# START OF Data for this task
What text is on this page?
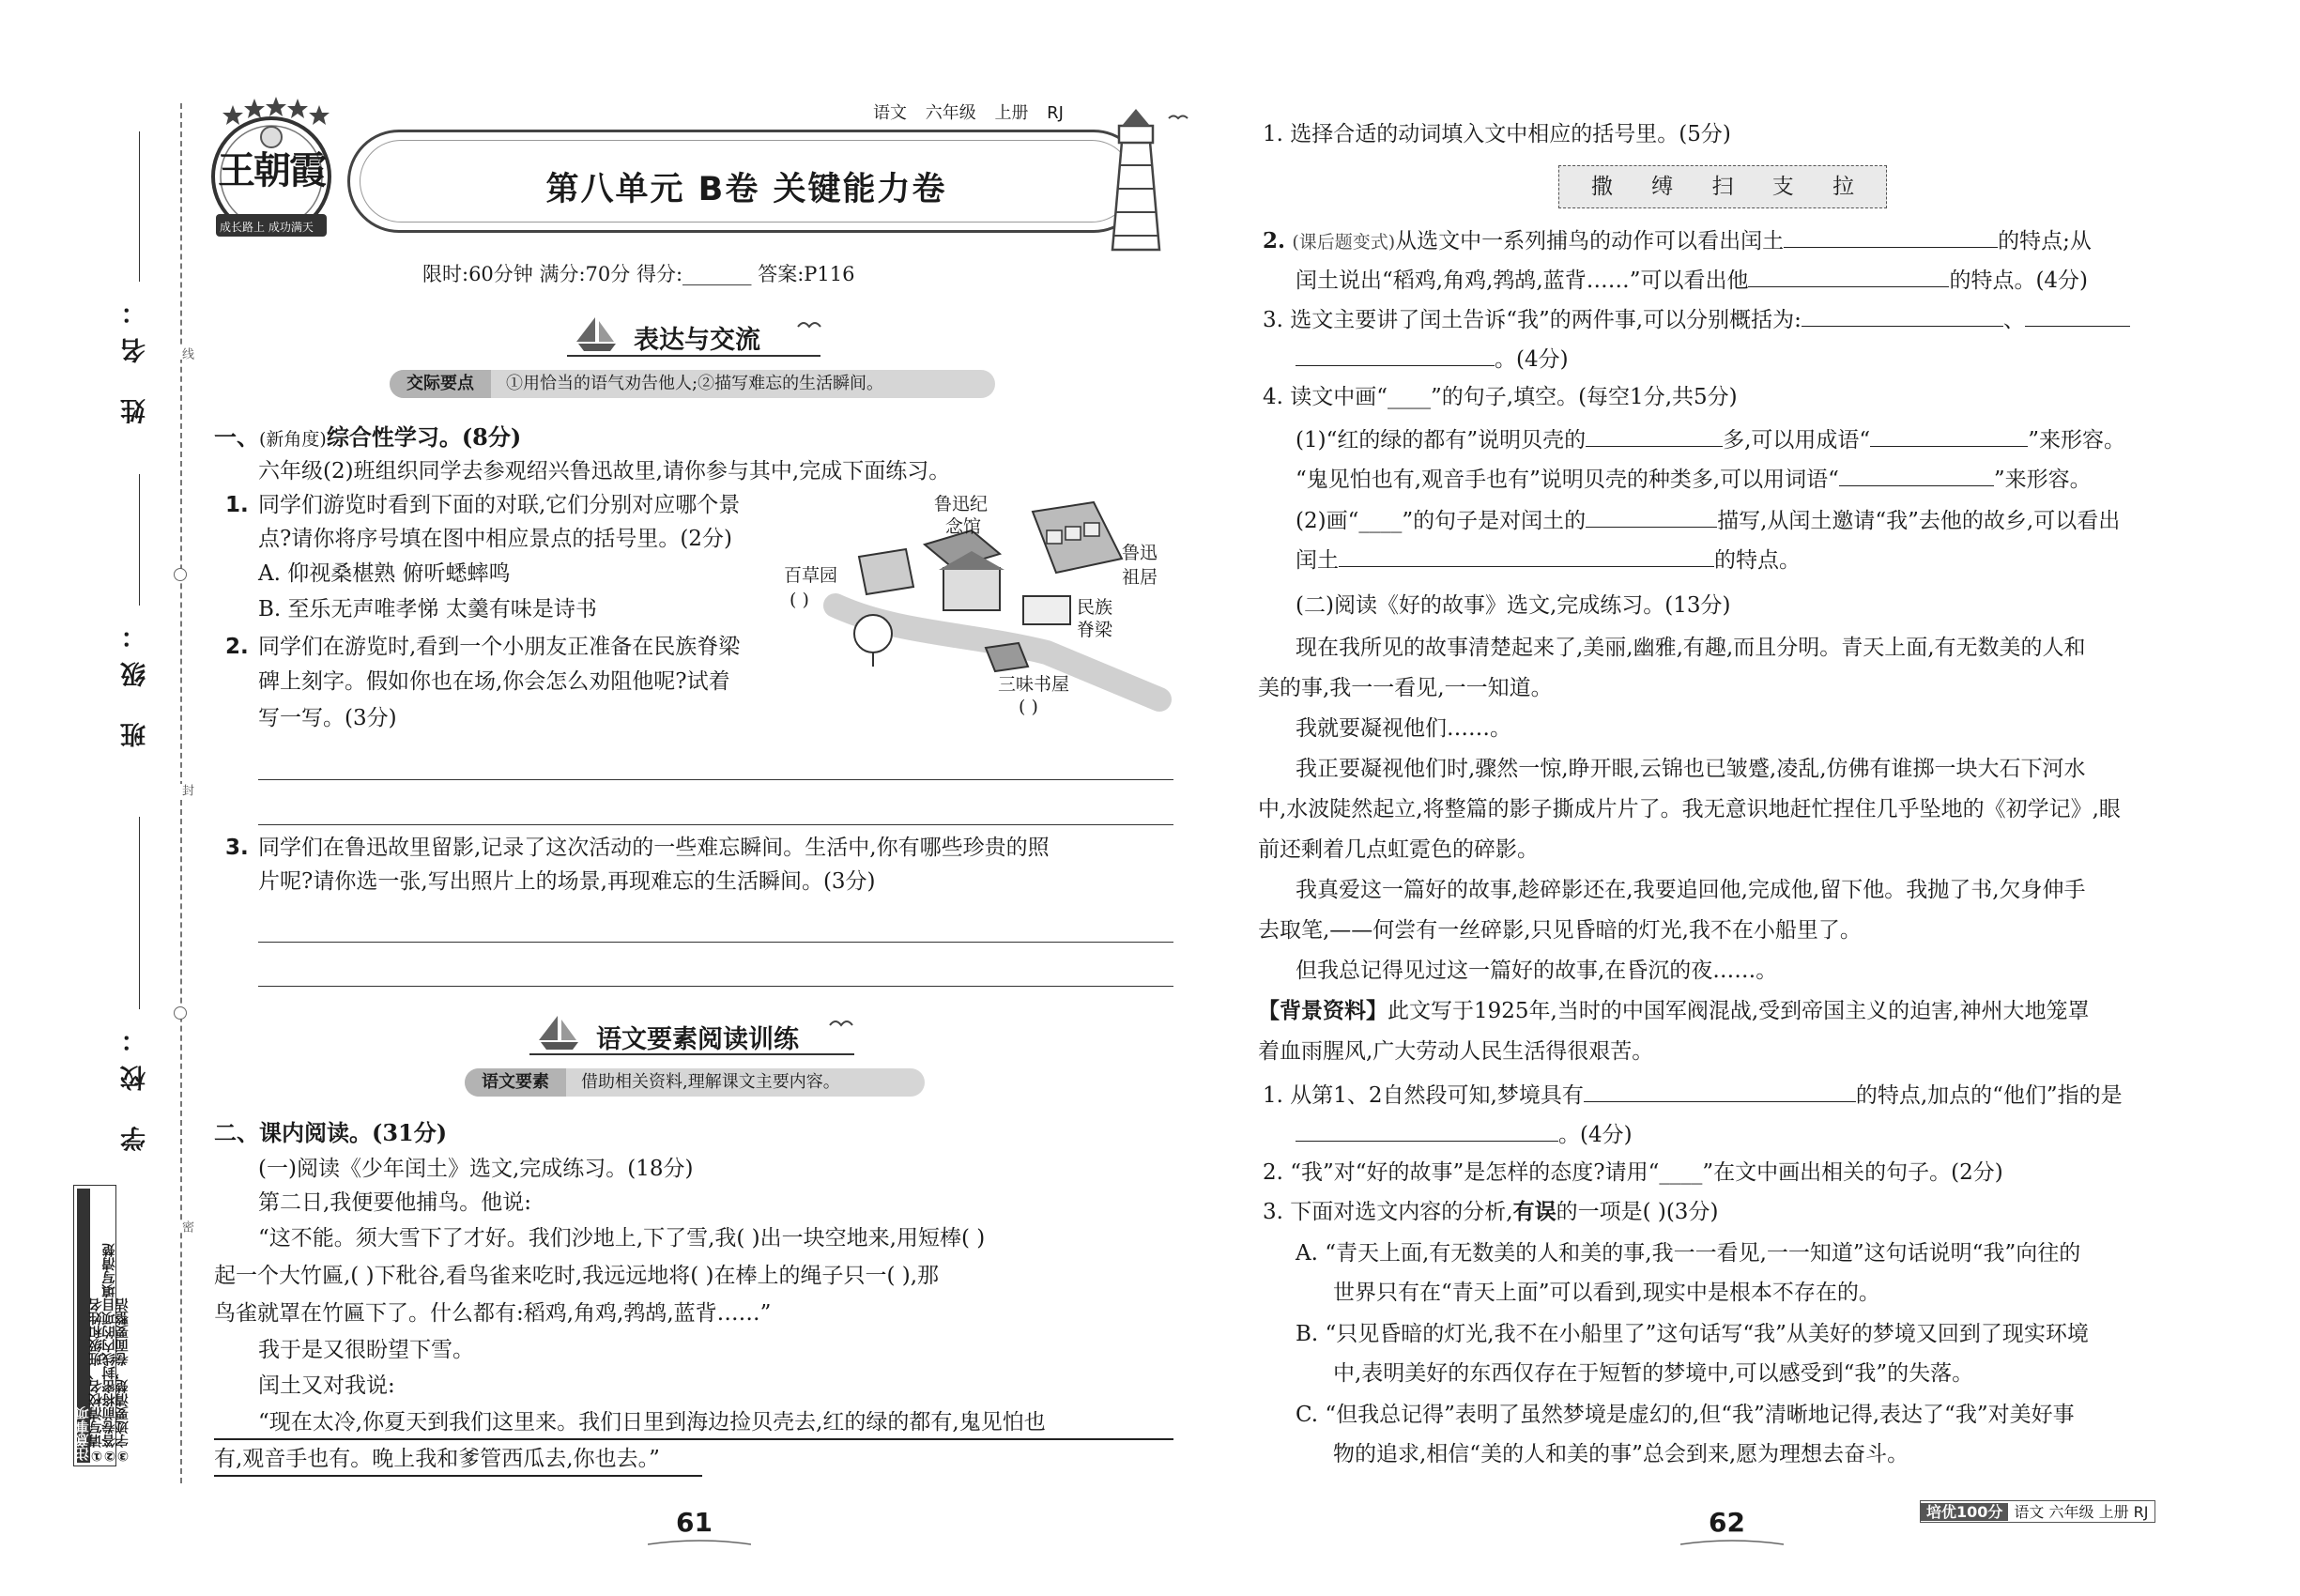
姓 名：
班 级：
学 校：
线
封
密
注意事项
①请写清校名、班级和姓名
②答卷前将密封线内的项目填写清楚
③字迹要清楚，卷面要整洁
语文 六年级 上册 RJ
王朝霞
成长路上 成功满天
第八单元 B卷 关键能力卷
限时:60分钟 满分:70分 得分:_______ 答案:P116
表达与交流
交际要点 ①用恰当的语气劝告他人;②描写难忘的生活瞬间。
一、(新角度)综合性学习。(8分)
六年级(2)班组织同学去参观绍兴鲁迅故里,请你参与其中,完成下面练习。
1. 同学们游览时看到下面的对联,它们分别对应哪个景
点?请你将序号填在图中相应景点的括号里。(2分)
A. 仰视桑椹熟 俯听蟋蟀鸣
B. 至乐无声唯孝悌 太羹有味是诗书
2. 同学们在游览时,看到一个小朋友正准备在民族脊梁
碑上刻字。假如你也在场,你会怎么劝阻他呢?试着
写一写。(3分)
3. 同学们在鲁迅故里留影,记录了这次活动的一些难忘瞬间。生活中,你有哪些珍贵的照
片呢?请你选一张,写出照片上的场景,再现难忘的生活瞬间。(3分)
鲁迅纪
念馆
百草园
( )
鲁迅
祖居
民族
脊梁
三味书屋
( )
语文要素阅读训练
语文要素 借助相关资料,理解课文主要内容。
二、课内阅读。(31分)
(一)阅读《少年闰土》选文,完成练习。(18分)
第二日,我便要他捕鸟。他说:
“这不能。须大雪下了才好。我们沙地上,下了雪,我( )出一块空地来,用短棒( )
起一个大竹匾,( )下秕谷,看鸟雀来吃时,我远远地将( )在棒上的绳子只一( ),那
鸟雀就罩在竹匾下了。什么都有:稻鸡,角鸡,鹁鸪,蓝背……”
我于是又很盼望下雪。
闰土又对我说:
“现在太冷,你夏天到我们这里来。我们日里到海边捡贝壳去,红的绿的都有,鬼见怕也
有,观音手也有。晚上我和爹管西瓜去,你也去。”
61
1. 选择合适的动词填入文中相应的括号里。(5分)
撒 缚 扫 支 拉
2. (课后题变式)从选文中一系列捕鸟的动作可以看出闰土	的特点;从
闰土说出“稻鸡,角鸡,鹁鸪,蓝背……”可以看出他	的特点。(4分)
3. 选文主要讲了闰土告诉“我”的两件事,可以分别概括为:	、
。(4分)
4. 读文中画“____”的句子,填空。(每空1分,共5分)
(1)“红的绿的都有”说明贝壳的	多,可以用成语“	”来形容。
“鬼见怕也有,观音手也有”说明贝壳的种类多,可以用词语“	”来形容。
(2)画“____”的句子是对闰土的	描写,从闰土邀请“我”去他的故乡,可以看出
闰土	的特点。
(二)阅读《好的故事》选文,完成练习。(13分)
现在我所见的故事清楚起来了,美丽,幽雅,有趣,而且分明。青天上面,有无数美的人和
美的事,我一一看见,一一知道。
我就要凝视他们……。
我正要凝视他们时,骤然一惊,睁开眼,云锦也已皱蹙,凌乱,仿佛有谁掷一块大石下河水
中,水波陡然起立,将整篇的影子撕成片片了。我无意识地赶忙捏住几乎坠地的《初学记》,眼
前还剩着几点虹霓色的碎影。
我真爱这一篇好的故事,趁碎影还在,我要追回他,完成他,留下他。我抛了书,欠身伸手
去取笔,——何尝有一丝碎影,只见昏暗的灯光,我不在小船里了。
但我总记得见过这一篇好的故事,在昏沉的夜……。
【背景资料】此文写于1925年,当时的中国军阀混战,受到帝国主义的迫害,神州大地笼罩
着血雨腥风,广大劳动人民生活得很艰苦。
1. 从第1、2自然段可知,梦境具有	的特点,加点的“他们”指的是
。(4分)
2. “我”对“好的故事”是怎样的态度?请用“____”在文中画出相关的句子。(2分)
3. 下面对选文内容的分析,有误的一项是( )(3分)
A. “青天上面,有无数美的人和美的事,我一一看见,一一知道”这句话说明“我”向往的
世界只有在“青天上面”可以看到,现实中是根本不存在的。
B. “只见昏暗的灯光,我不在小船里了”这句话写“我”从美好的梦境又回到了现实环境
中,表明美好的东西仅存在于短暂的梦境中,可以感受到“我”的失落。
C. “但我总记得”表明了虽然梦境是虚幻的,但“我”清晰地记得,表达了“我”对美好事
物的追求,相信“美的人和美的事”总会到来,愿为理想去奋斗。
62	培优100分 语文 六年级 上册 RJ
# END OF Data for this task
» **What to produce**:
Repeat the entries exactly. Pictures are excluded from the copy.

» **Full solution**:
What text is on this page?
姓 名：
班 级：
学 校：
线
封
密
注意事项
①请写清校名、班级和姓名
②答卷前将密封线内的项目填写清楚
③字迹要清楚，卷面要整洁
语文 六年级 上册 RJ
王朝霞
成长路上 成功满天
第八单元 B卷 关键能力卷
限时:60分钟 满分:70分 得分:_______ 答案:P116
表达与交流
交际要点 ①用恰当的语气劝告他人;②描写难忘的生活瞬间。
一、(新角度)综合性学习。(8分)
六年级(2)班组织同学去参观绍兴鲁迅故里,请你参与其中,完成下面练习。
1. 同学们游览时看到下面的对联,它们分别对应哪个景
点?请你将序号填在图中相应景点的括号里。(2分)
A. 仰视桑椹熟 俯听蟋蟀鸣
B. 至乐无声唯孝悌 太羹有味是诗书
2. 同学们在游览时,看到一个小朋友正准备在民族脊梁
碑上刻字。假如你也在场,你会怎么劝阻他呢?试着
写一写。(3分)
3. 同学们在鲁迅故里留影,记录了这次活动的一些难忘瞬间。生活中,你有哪些珍贵的照
片呢?请你选一张,写出照片上的场景,再现难忘的生活瞬间。(3分)
鲁迅纪
念馆
百草园
( )
鲁迅
祖居
民族
脊梁
三味书屋
( )
语文要素阅读训练
语文要素 借助相关资料,理解课文主要内容。
二、课内阅读。(31分)
(一)阅读《少年闰土》选文,完成练习。(18分)
第二日,我便要他捕鸟。他说:
“这不能。须大雪下了才好。我们沙地上,下了雪,我( )出一块空地来,用短棒( )
起一个大竹匾,( )下秕谷,看鸟雀来吃时,我远远地将( )在棒上的绳子只一( ),那
鸟雀就罩在竹匾下了。什么都有:稻鸡,角鸡,鹁鸪,蓝背……”
我于是又很盼望下雪。
闰土又对我说:
“现在太冷,你夏天到我们这里来。我们日里到海边捡贝壳去,红的绿的都有,鬼见怕也
有,观音手也有。晚上我和爹管西瓜去,你也去。”
61
1. 选择合适的动词填入文中相应的括号里。(5分)
撒 缚 扫 支 拉
2. (课后题变式)从选文中一系列捕鸟的动作可以看出闰土	的特点;从
闰土说出“稻鸡,角鸡,鹁鸪,蓝背……”可以看出他	的特点。(4分)
3. 选文主要讲了闰土告诉“我”的两件事,可以分别概括为:	、
。(4分)
4. 读文中画“____”的句子,填空。(每空1分,共5分)
(1)“红的绿的都有”说明贝壳的	多,可以用成语“	”来形容。
“鬼见怕也有,观音手也有”说明贝壳的种类多,可以用词语“	”来形容。
(2)画“____”的句子是对闰土的	描写,从闰土邀请“我”去他的故乡,可以看出
闰土	的特点。
(二)阅读《好的故事》选文,完成练习。(13分)
现在我所见的故事清楚起来了,美丽,幽雅,有趣,而且分明。青天上面,有无数美的人和
美的事,我一一看见,一一知道。
我就要凝视他们……。
我正要凝视他们时,骤然一惊,睁开眼,云锦也已皱蹙,凌乱,仿佛有谁掷一块大石下河水
中,水波陡然起立,将整篇的影子撕成片片了。我无意识地赶忙捏住几乎坠地的《初学记》,眼
前还剩着几点虹霓色的碎影。
我真爱这一篇好的故事,趁碎影还在,我要追回他,完成他,留下他。我抛了书,欠身伸手
去取笔,——何尝有一丝碎影,只见昏暗的灯光,我不在小船里了。
但我总记得见过这一篇好的故事,在昏沉的夜……。
【背景资料】此文写于1925年,当时的中国军阀混战,受到帝国主义的迫害,神州大地笼罩
着血雨腥风,广大劳动人民生活得很艰苦。
1. 从第1、2自然段可知,梦境具有	的特点,加点的“他们”指的是
。(4分)
2. “我”对“好的故事”是怎样的态度?请用“____”在文中画出相关的句子。(2分)
3. 下面对选文内容的分析,有误的一项是( )(3分)
A. “青天上面,有无数美的人和美的事,我一一看见,一一知道”这句话说明“我”向往的
世界只有在“青天上面”可以看到,现实中是根本不存在的。
B. “只见昏暗的灯光,我不在小船里了”这句话写“我”从美好的梦境又回到了现实环境
中,表明美好的东西仅存在于短暂的梦境中,可以感受到“我”的失落。
C. “但我总记得”表明了虽然梦境是虚幻的,但“我”清晰地记得,表达了“我”对美好事
物的追求,相信“美的人和美的事”总会到来,愿为理想去奋斗。
62	培优100分 语文 六年级 上册 RJ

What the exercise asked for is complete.